/---

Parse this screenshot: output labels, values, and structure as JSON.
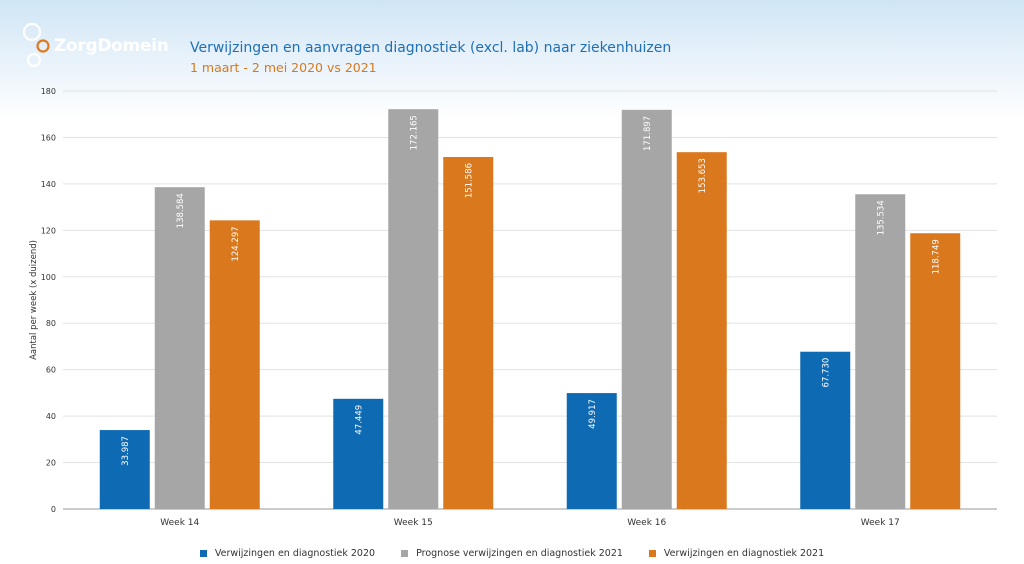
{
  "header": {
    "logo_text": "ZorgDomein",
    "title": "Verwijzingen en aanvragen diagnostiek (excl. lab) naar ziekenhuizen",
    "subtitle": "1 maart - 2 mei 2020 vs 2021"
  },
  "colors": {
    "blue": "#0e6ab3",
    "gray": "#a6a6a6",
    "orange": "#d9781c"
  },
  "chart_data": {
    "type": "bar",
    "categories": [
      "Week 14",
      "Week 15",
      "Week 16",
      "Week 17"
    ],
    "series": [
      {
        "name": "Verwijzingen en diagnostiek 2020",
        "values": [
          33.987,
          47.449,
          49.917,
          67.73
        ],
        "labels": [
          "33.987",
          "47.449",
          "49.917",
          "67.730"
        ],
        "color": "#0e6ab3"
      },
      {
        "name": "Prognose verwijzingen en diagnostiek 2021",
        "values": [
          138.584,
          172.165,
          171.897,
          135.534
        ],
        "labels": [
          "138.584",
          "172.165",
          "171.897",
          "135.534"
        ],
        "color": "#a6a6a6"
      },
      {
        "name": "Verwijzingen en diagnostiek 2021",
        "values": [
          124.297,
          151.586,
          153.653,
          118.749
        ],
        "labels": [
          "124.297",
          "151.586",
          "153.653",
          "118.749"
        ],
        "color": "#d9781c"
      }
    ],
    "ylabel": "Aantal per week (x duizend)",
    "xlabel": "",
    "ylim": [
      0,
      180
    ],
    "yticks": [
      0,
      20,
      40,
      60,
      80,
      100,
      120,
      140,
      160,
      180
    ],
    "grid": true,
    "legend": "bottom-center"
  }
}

\---

Pictures are not part of the copy; reproduce everything else in the records exactly.

» **Solved exercise**:
Parse this screenshot: output labels, values, and structure as JSON.
{
  "header": {
    "logo_text": "ZorgDomein",
    "title": "Verwijzingen en aanvragen diagnostiek (excl. lab) naar ziekenhuizen",
    "subtitle": "1 maart - 2 mei 2020 vs 2021"
  },
  "colors": {
    "blue": "#0e6ab3",
    "gray": "#a6a6a6",
    "orange": "#d9781c"
  },
  "chart_data": {
    "type": "bar",
    "categories": [
      "Week 14",
      "Week 15",
      "Week 16",
      "Week 17"
    ],
    "series": [
      {
        "name": "Verwijzingen en diagnostiek 2020",
        "values": [
          33.987,
          47.449,
          49.917,
          67.73
        ],
        "labels": [
          "33.987",
          "47.449",
          "49.917",
          "67.730"
        ],
        "color": "#0e6ab3"
      },
      {
        "name": "Prognose verwijzingen en diagnostiek 2021",
        "values": [
          138.584,
          172.165,
          171.897,
          135.534
        ],
        "labels": [
          "138.584",
          "172.165",
          "171.897",
          "135.534"
        ],
        "color": "#a6a6a6"
      },
      {
        "name": "Verwijzingen en diagnostiek 2021",
        "values": [
          124.297,
          151.586,
          153.653,
          118.749
        ],
        "labels": [
          "124.297",
          "151.586",
          "153.653",
          "118.749"
        ],
        "color": "#d9781c"
      }
    ],
    "ylabel": "Aantal per week (x duizend)",
    "xlabel": "",
    "ylim": [
      0,
      180
    ],
    "yticks": [
      0,
      20,
      40,
      60,
      80,
      100,
      120,
      140,
      160,
      180
    ],
    "grid": true,
    "legend": "bottom-center"
  }
}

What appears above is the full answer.